EXERCISE BRIEF - Please rewrite the lines below as a numbered list, skipping any blank lines and leaving the pictures out.

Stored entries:
◇ ◇ ◇

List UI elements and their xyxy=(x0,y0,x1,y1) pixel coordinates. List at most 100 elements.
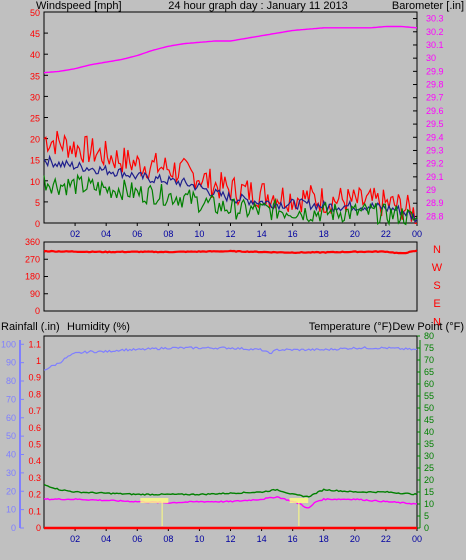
x-tick-label: 00 xyxy=(412,229,422,239)
compass-label: W xyxy=(432,262,443,274)
temperature-tick-label: 45 xyxy=(424,415,434,425)
temperature-tick-label: 80 xyxy=(424,331,434,341)
rain-tick-label: 0.2 xyxy=(28,490,41,500)
windspeed-axis-label: Windspeed [mph] xyxy=(36,0,122,12)
compass-label: E xyxy=(433,298,440,310)
rain-tick-label: 1.1 xyxy=(28,339,41,349)
humidity-tick-label: 10 xyxy=(6,505,16,515)
x-tick-label: 14 xyxy=(257,534,267,544)
humidity-tick-label: 60 xyxy=(6,413,16,423)
x-tick-label: 16 xyxy=(288,229,298,239)
x-tick-label: 22 xyxy=(381,534,391,544)
series-barometer-line xyxy=(43,25,418,74)
temperature-tick-label: 25 xyxy=(424,463,434,473)
dewpoint-axis-label: Dew Point (°F) xyxy=(392,321,464,333)
x-tick-label: 10 xyxy=(194,534,204,544)
humidity-tick-label: 100 xyxy=(1,339,16,349)
direction-tick-label: 0 xyxy=(35,306,40,316)
temperature-tick-label: 40 xyxy=(424,427,434,437)
barometer-tick-label: 28.9 xyxy=(426,198,444,208)
temperature-tick-label: 10 xyxy=(424,499,434,509)
barometer-tick-label: 29.1 xyxy=(426,172,444,182)
x-tick-label: 06 xyxy=(132,534,142,544)
barometer-tick-label: 28.8 xyxy=(426,211,444,221)
humidity-tick-label: 70 xyxy=(6,394,16,404)
x-tick-label: 00 xyxy=(412,534,422,544)
direction-tick-label: 360 xyxy=(25,237,40,247)
rain-tick-label: 0.4 xyxy=(28,456,41,466)
rain-tick-label: 0.6 xyxy=(28,423,41,433)
humidity-axis-label: Humidity (%) xyxy=(67,321,130,333)
temperature-tick-label: 30 xyxy=(424,451,434,461)
barometer-tick-label: 29.9 xyxy=(426,66,444,76)
humidity-tick-label: 50 xyxy=(6,431,16,441)
temperature-tick-label: 60 xyxy=(424,379,434,389)
temperature-tick-label: 50 xyxy=(424,403,434,413)
barometer-tick-label: 29.4 xyxy=(426,132,444,142)
series-windspeed-line xyxy=(43,130,418,224)
wind-tick-label: 15 xyxy=(30,156,40,166)
temperature-tick-label: 70 xyxy=(424,355,434,365)
wind-tick-label: 5 xyxy=(35,198,40,208)
wind-tick-label: 10 xyxy=(30,177,40,187)
barometer-tick-label: 29 xyxy=(426,185,436,195)
dewpoint-highlight xyxy=(140,498,169,503)
humidity-tick-label: 40 xyxy=(6,450,16,460)
compass-label: N xyxy=(433,316,441,328)
direction-tick-label: 180 xyxy=(25,272,40,282)
x-tick-label: 20 xyxy=(350,229,360,239)
barometer-tick-label: 30.3 xyxy=(426,14,444,24)
temperature-tick-label: 20 xyxy=(424,475,434,485)
temperature-axis-label: Temperature (°F) xyxy=(309,321,392,333)
barometer-axis-label: Barometer [.in] xyxy=(392,0,464,12)
temperature-tick-label: 35 xyxy=(424,439,434,449)
temperature-tick-label: 65 xyxy=(424,367,434,377)
x-tick-label: 18 xyxy=(319,229,329,239)
temperature-tick-label: 75 xyxy=(424,343,434,353)
barometer-tick-label: 29.8 xyxy=(426,80,444,90)
compass-label: S xyxy=(433,280,440,292)
barometer-tick-label: 29.7 xyxy=(426,93,444,103)
x-tick-label: 02 xyxy=(70,229,80,239)
x-tick-label: 10 xyxy=(194,229,204,239)
wind-tick-label: 35 xyxy=(30,71,40,81)
temperature-tick-label: 15 xyxy=(424,487,434,497)
rain-tick-label: 0.8 xyxy=(28,389,41,399)
wind-tick-label: 45 xyxy=(30,29,40,39)
series-dewpoint-line xyxy=(43,495,418,509)
x-tick-label: 12 xyxy=(225,534,235,544)
rain-tick-label: 0 xyxy=(36,523,41,533)
x-tick-label: 22 xyxy=(381,229,391,239)
barometer-tick-label: 29.6 xyxy=(426,106,444,116)
barometer-tick-label: 29.2 xyxy=(426,159,444,169)
wind-tick-label: 50 xyxy=(30,8,40,18)
humidity-tick-label: 30 xyxy=(6,468,16,478)
dewpoint-highlight xyxy=(289,498,309,503)
wind-tick-label: 25 xyxy=(30,114,40,124)
humidity-tick-label: 90 xyxy=(6,358,16,368)
barometer-tick-label: 30.1 xyxy=(426,40,444,50)
barometer-tick-label: 30.2 xyxy=(426,27,444,37)
x-tick-label: 08 xyxy=(163,229,173,239)
x-tick-label: 02 xyxy=(70,534,80,544)
rain-tick-label: 0.9 xyxy=(28,373,41,383)
chart-title: 24 hour graph day : January 11 2013 xyxy=(168,0,348,12)
x-tick-label: 04 xyxy=(101,229,111,239)
series-direction-line xyxy=(43,249,418,255)
wind-tick-label: 30 xyxy=(30,92,40,102)
series-avg-line xyxy=(43,154,418,224)
x-tick-label: 20 xyxy=(350,534,360,544)
wind-tick-label: 0 xyxy=(35,219,40,229)
barometer-tick-label: 29.3 xyxy=(426,145,444,155)
x-tick-label: 12 xyxy=(225,229,235,239)
series-humidity-line xyxy=(43,346,418,371)
barometer-tick-label: 29.5 xyxy=(426,119,444,129)
rain-tick-label: 1 xyxy=(36,356,41,366)
temperature-tick-label: 5 xyxy=(424,511,429,521)
rain-tick-label: 0.1 xyxy=(28,506,41,516)
temperature-tick-label: 0 xyxy=(424,523,429,533)
barometer-tick-label: 30 xyxy=(426,53,436,63)
direction-tick-label: 270 xyxy=(25,254,40,264)
rain-tick-label: 0.3 xyxy=(28,473,41,483)
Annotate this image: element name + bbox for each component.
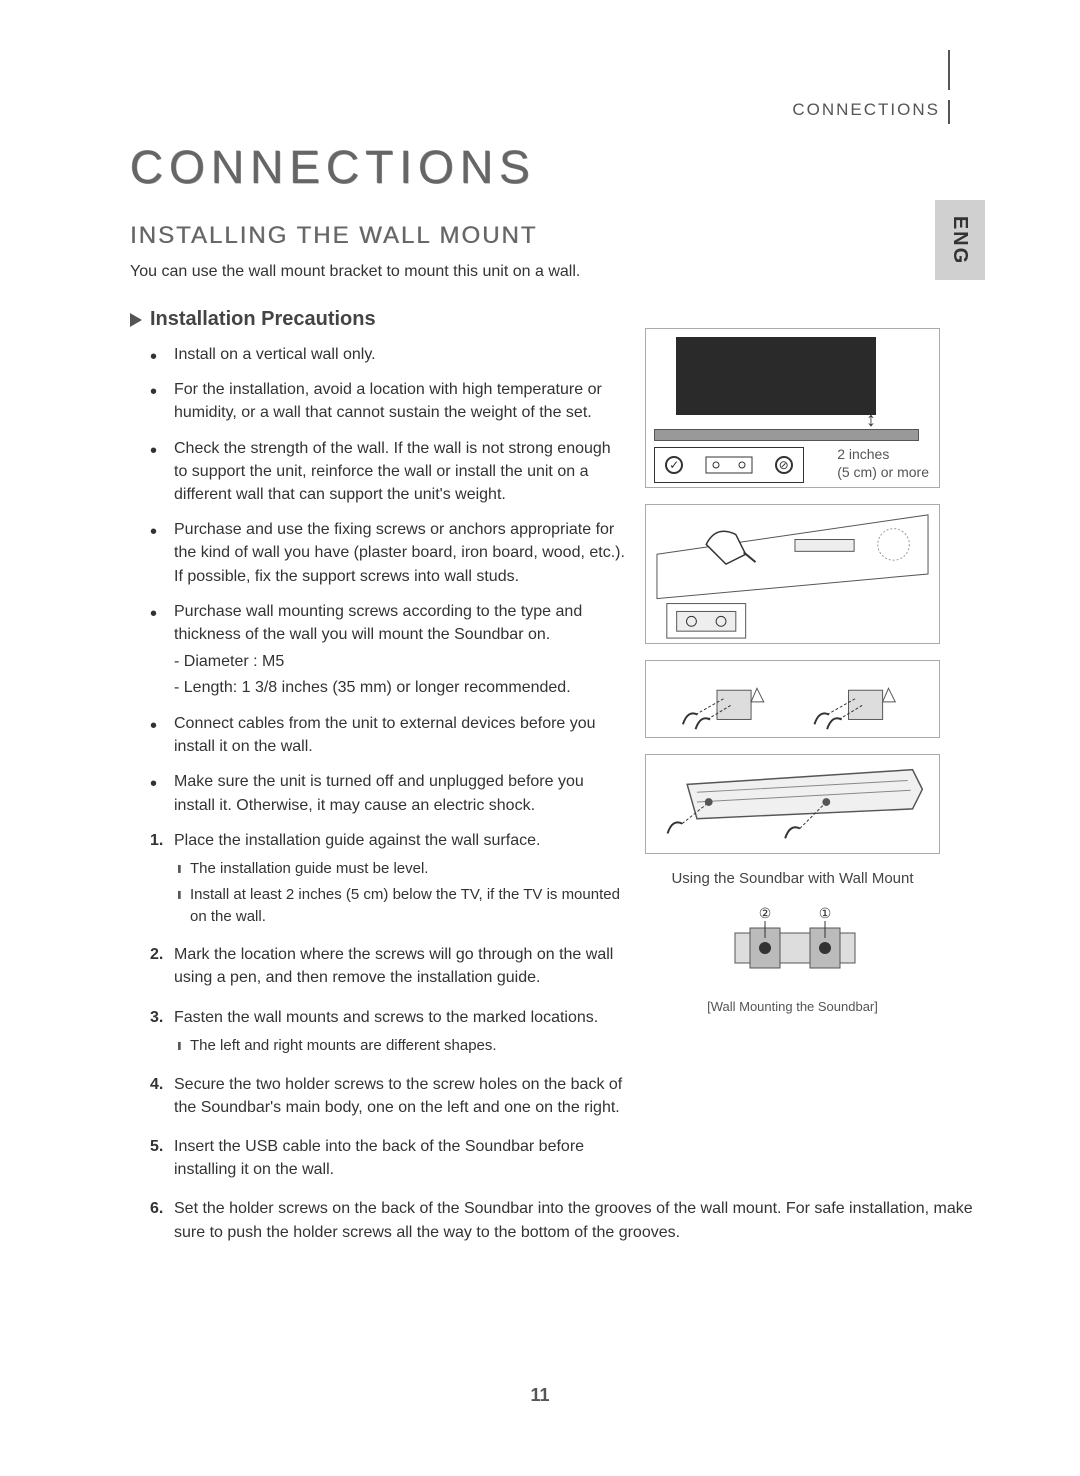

◇ ◇ ◇

SOLUTION BELOW -
1. List UI elements and their xyxy=(x0,y0,x1,y1) pixel coordinates. List at most 100 elements.
2. x-tick-label: 00 xyxy=(412,229,422,239)
3. compass-label: W xyxy=(432,262,443,274)
4. temperature-tick-label: 45 xyxy=(424,415,434,425)
5. temperature-tick-label: 80 xyxy=(424,331,434,341)
6. rain-tick-label: 0.2 xyxy=(28,490,41,500)
7. windspeed-axis-label: Windspeed [mph] xyxy=(36,0,122,12)
8. compass-label: E xyxy=(433,298,440,310)
9. rain-tick-label: 1.1 xyxy=(28,339,41,349)
10. humidity-tick-label: 10 xyxy=(6,505,16,515)
11. x-tick-label: 14 xyxy=(257,534,267,544)
12. humidity-tick-label: 60 xyxy=(6,413,16,423)
13. x-tick-label: 16 xyxy=(288,229,298,239)
14. x-tick-label: 22 xyxy=(381,534,391,544)
15. series-barometer-line xyxy=(43,25,418,74)
16. temperature-tick-label: 25 xyxy=(424,463,434,473)
17. dewpoint-axis-label: Dew Point (°F) xyxy=(392,321,464,333)
18. x-tick-label: 10 xyxy=(194,534,204,544)
19. humidity-tick-label: 100 xyxy=(1,339,16,349)
20. direction-tick-label: 0 xyxy=(35,306,40,316)
21. temperature-tick-label: 40 xyxy=(424,427,434,437)
22. barometer-tick-label: 28.9 xyxy=(426,198,444,208)
23. temperature-tick-label: 10 xyxy=(424,499,434,509)
24. barometer-tick-label: 29.1 xyxy=(426,172,444,182)
25. x-tick-label: 06 xyxy=(132,534,142,544)
26. barometer-tick-label: 28.8 xyxy=(426,211,444,221)
27. humidity-tick-label: 70 xyxy=(6,394,16,404)
28. x-tick-label: 00 xyxy=(412,534,422,544)
29. direction-tick-label: 360 xyxy=(25,237,40,247)
30. rain-tick-label: 0.4 xyxy=(28,456,41,466)
31. rain-tick-label: 0.6 xyxy=(28,423,41,433)
32. humidity-axis-label: Humidity (%) xyxy=(67,321,130,333)
33. temperature-tick-label: 30 xyxy=(424,451,434,461)
34. barometer-tick-label: 29.9 xyxy=(426,66,444,76)
35. humidity-tick-label: 50 xyxy=(6,431,16,441)
36. temperature-tick-label: 60 xyxy=(424,379,434,389)
37. temperature-tick-label: 50 xyxy=(424,403,434,413)
38. barometer-tick-label: 29.4 xyxy=(426,132,444,142)
39. series-windspeed-line xyxy=(43,130,418,224)
40. wind-tick-label: 15 xyxy=(30,156,40,166)
41. temperature-tick-label: 70 xyxy=(424,355,434,365)
42. wind-tick-label: 5 xyxy=(35,198,40,208)
43. wind-tick-label: 10 xyxy=(30,177,40,187)
44. barometer-tick-label: 29 xyxy=(426,185,436,195)
45. dewpoint-highlight xyxy=(140,498,169,503)
46. humidity-tick-label: 40 xyxy=(6,450,16,460)
47. compass-label: N xyxy=(433,316,441,328)
48. direction-tick-label: 180 xyxy=(25,272,40,282)
49. x-tick-label: 20 xyxy=(350,229,360,239)
50. barometer-tick-label: 30.3 xyxy=(426,14,444,24)
51. temperature-tick-label: 20 xyxy=(424,475,434,485)
52. temperature-axis-label: Temperature (°F) xyxy=(309,321,392,333)
53. barometer-axis-label: Barometer [.in] xyxy=(392,0,464,12)
54. temperature-tick-label: 35 xyxy=(424,439,434,449)
55. temperature-tick-label: 65 xyxy=(424,367,434,377)
56. x-tick-label: 18 xyxy=(319,229,329,239)
57. temperature-tick-label: 75 xyxy=(424,343,434,353)
58. barometer-tick-label: 29.8 xyxy=(426,80,444,90)
59. compass-label: S xyxy=(433,280,440,292)
60. barometer-tick-label: 29.7 xyxy=(426,93,444,103)
61. x-tick-label: 02 xyxy=(70,229,80,239)
62. x-tick-label: 10 xyxy=(194,229,204,239)
63. wind-tick-label: 35 xyxy=(30,71,40,81)
64. temperature-tick-label: 15 xyxy=(424,487,434,497)
65. rain-tick-label: 0.8 xyxy=(28,389,41,399)
66. wind-tick-label: 45 xyxy=(30,29,40,39)
67. series-dewpoint-line xyxy=(43,495,418,509)
68. x-tick-label: 12 xyxy=(225,534,235,544)
69. rain-tick-label: 0 xyxy=(36,523,41,533)
70. x-tick-label: 22 xyxy=(381,229,391,239)
71. barometer-tick-label: 29.6 xyxy=(426,106,444,116)
72. barometer-tick-label: 29.2 xyxy=(426,159,444,169)
73. wind-tick-label: 50 xyxy=(30,8,40,18)
74. humidity-tick-label: 30 xyxy=(6,468,16,478)
75. dewpoint-highlight xyxy=(289,498,309,503)
76. wind-tick-label: 25 xyxy=(30,114,40,124)
77. humidity-tick-label: 90 xyxy=(6,358,16,368)
78. barometer-tick-label: 30.1 xyxy=(426,40,444,50)
79. barometer-tick-label: 30.2 xyxy=(426,27,444,37)
80. x-tick-label: 08 xyxy=(163,229,173,239)
81. x-tick-label: 02 xyxy=(70,534,80,544)
82. rain-tick-label: 0.9 xyxy=(28,373,41,383)
83. chart-title: 24 hour graph day : January 11 2013 xyxy=(168,0,348,12)
84. x-tick-label: 04 xyxy=(101,229,111,239)
85. series-direction-line xyxy=(43,249,418,255)
86. wind-tick-label: 30 xyxy=(30,92,40,102)
87. series-avg-line xyxy=(43,154,418,224)
88. x-tick-label: 20 xyxy=(350,534,360,544)
89. wind-tick-label: 0 xyxy=(35,219,40,229)
90. barometer-tick-label: 29.3 xyxy=(426,145,444,155)
91. x-tick-label: 12 xyxy=(225,229,235,239)
92. series-humidity-line xyxy=(43,346,418,371)
93. barometer-tick-label: 29.5 xyxy=(426,119,444,129)
94. rain-tick-label: 1 xyxy=(36,356,41,366)
95. temperature-tick-label: 5 xyxy=(424,511,429,521)
96. rain-tick-label: 0.1 xyxy=(28,506,41,516)
97. temperature-tick-label: 0 xyxy=(424,523,429,533)
98. barometer-tick-label: 30 xyxy=(426,53,436,63)
99. direction-tick-label: 270 xyxy=(25,254,40,264)
100. rain-tick-label: 0.3 xyxy=(28,473,41,483)
101. Annotate this image: element name + bbox for each component.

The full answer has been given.